● Trecho selecionado:
----------------
Jaguapitã - Dia bonito de sol, o céu azul e uma temperatura agradável do outono norte-paranaense. Um clima convidativo para uma atividade fora da cidade logo pela manhã e para um encontro com o verde vibrante da região. Foi com esse espírito que a reportagem da Folha partiu no último sábado em direção ao município de Jaguapitã para acompanhar a segunda etapa do rali Mitsubishi Cup, a maior prova de velocidade cross country do País, que reuniu 63 pilotos e seus navegadores de seis estados do Sul e Sudeste.
Conforme a nossa equipe ia se aproximando da Fazenda Maragogipe (o local da prova), a 45 quilômetros de Londrina, a poeira levantada na estrada pelas picapes já chamava atenção de quem passava pela PR-170, que liga a região ao município de Porecatu. A poeira levada pelo vento era tanta em trechos próximos à rodovia que os motoristas eram obrigados a reduzir a velocidade para enxergar a pista.
Ao pegarmos a estrada de acesso à propriedade, vimos que o clima bucólico da fazenda que conheceu o seu apogeu nos tempos áureos do café, entre as décadas de 50 e 60 se transformou e ganhou ares de modernidade ao ser tomada pelo ronco dos motores e pela agitação dos pilotos, curiosos e equipes de serviço.
Uma movimentação que deixava de boca aberta pessoas como dona Conceição, com seus mais de 75 anos de lida nas lavouras de café e que mora na localidade há 57 anos. ''A gente nunca viu uma coisa dessas aqui. Essa fazenda só foi movimentada quando a colônia era forte e aqui morava muita gente. Filho, isso aqui era uma cidade; tinha até cinema dia de domingo'', recorda a velhinha, passando a mão em seus cabelos brancos castigados pelo tempo.
Chegando ao pátio das equipes, montado em cima de um imenso terreiro de café, se via uma multidão de carros e de gente. Como as provas já estavam em andamento, o que se via era as picapes acelerando e saltando nas curvas de nível, levantando poeira e mais poeira. O circuito, de 28 quilômetros, cortava lavouras, matas, um riacho e era completado na casa dos 20 minutos pelos pilotos mais rápidos, como o paulista Guiga Spinelli, vencedor na categoria principal a L200 RS Master. ''O bom é que a cada volta (são sempre três em cada etapa) o piloto pode estudar melhor a pista e passar o máximo de informações para o navegador, fazendo cada vez uma volta mais rápida que a anterior'', disse Spinelli, que faz dupla com Marcelo Vívolo.
----------------
● Tarefas do exercício:
#1 Transcreva a parte da reportagem sobre o rali que começa em "Conforme a nossa" e termina em "equipes de serviço.".
#2 Responda com base na reportagem sobre o rali:
(a) A quantos quilômetros de Londrina fica a Fazenda Maragogipe?
(b) Há quantos anos dona Conceição mora na localidade?
(c) Qual é a extensão do circuito da prova?

● Dados em análise:
----------------
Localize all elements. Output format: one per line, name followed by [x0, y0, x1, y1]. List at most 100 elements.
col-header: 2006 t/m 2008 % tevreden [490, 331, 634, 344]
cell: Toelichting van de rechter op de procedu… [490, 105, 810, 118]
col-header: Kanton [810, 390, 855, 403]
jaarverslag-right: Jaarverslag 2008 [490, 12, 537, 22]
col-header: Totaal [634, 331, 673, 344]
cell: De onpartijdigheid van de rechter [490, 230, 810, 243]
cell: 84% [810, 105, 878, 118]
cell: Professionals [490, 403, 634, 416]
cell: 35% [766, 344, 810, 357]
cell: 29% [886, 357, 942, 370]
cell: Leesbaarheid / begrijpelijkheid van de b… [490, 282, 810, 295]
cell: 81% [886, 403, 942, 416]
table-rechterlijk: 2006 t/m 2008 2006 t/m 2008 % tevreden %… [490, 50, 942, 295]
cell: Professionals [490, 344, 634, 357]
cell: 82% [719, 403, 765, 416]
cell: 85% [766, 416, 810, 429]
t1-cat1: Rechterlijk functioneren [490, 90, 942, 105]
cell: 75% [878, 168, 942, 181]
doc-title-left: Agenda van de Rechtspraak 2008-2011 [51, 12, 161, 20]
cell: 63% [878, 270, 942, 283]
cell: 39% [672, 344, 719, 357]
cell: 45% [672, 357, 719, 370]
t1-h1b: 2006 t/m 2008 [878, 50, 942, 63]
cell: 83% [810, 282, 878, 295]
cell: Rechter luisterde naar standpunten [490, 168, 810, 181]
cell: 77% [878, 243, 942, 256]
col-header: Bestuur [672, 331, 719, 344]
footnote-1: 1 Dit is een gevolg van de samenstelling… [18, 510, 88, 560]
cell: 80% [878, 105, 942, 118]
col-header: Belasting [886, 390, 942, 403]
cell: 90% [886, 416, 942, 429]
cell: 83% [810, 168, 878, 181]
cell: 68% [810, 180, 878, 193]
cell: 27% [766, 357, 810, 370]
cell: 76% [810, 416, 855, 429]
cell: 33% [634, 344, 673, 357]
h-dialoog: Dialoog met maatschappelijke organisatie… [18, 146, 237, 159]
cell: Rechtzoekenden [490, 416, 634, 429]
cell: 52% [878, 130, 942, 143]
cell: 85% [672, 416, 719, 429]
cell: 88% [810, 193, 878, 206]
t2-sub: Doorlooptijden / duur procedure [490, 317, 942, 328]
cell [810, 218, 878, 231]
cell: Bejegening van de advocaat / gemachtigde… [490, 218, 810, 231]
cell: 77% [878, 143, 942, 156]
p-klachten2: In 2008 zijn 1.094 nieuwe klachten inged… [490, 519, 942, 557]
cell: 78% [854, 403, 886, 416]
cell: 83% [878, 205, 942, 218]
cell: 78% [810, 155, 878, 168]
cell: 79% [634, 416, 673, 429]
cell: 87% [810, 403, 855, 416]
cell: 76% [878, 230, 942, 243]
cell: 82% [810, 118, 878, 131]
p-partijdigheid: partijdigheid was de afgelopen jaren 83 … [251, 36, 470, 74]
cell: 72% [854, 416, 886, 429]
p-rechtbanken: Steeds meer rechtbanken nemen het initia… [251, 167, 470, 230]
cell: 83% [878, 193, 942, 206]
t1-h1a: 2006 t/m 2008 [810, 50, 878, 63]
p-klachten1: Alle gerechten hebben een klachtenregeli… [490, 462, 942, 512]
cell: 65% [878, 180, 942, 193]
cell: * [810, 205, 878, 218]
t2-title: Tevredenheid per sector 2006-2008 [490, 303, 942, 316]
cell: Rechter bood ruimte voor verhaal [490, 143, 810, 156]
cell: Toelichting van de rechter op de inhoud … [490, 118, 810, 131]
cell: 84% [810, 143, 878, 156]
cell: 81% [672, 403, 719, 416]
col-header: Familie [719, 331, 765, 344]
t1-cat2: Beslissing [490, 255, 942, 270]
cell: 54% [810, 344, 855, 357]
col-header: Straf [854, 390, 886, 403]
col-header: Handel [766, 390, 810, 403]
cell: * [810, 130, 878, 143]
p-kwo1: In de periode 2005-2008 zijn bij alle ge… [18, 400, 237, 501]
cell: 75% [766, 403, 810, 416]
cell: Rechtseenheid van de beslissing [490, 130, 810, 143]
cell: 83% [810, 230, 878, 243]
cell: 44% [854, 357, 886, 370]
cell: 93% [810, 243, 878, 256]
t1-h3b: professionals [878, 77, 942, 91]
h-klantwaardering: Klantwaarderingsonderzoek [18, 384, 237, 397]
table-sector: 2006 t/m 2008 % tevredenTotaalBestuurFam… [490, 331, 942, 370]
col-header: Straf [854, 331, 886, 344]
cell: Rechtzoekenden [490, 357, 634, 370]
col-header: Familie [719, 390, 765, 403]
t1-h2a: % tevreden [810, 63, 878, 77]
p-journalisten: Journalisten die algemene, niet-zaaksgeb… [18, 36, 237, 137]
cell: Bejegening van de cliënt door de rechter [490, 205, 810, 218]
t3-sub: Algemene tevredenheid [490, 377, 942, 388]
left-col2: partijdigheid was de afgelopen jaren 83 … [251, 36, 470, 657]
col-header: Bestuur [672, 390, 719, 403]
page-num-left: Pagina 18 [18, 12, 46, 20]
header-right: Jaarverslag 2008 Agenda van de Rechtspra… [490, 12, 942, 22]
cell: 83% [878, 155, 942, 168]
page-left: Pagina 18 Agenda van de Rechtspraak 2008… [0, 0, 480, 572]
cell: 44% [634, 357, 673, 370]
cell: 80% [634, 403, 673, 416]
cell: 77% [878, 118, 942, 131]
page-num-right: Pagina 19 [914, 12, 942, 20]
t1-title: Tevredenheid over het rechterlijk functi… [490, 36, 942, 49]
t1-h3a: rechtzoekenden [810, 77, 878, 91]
----------------
● Lista de respostas:
#1
Conforme a nossa equipe ia se aproximando da Fazenda Maragogipe (o local da prova), a 45 quilômetros de Londrina, a poeira levantada na estrada pelas picapes já chamava atenção de quem passava pela PR-170, que liga a região ao município de Porecatu. A poeira levada pelo vento era tanta em trechos próximos à rodovia que os motoristas eram obrigados a reduzir a velocidade para enxergar a pista.
Ao pegarmos a estrada de acesso à propriedade, vimos que o clima bucólico da fazenda que conheceu o seu apogeu nos tempos áureos do café, entre as décadas de 50 e 60 se transformou e ganhou ares de modernidade ao ser tomada pelo ronco dos motores e pela agitação dos pilotos, curiosos e equipes de serviço.

#2
(a) A 45 quilômetros.
(b) Há 57 anos.
(c) 28 quilômetros.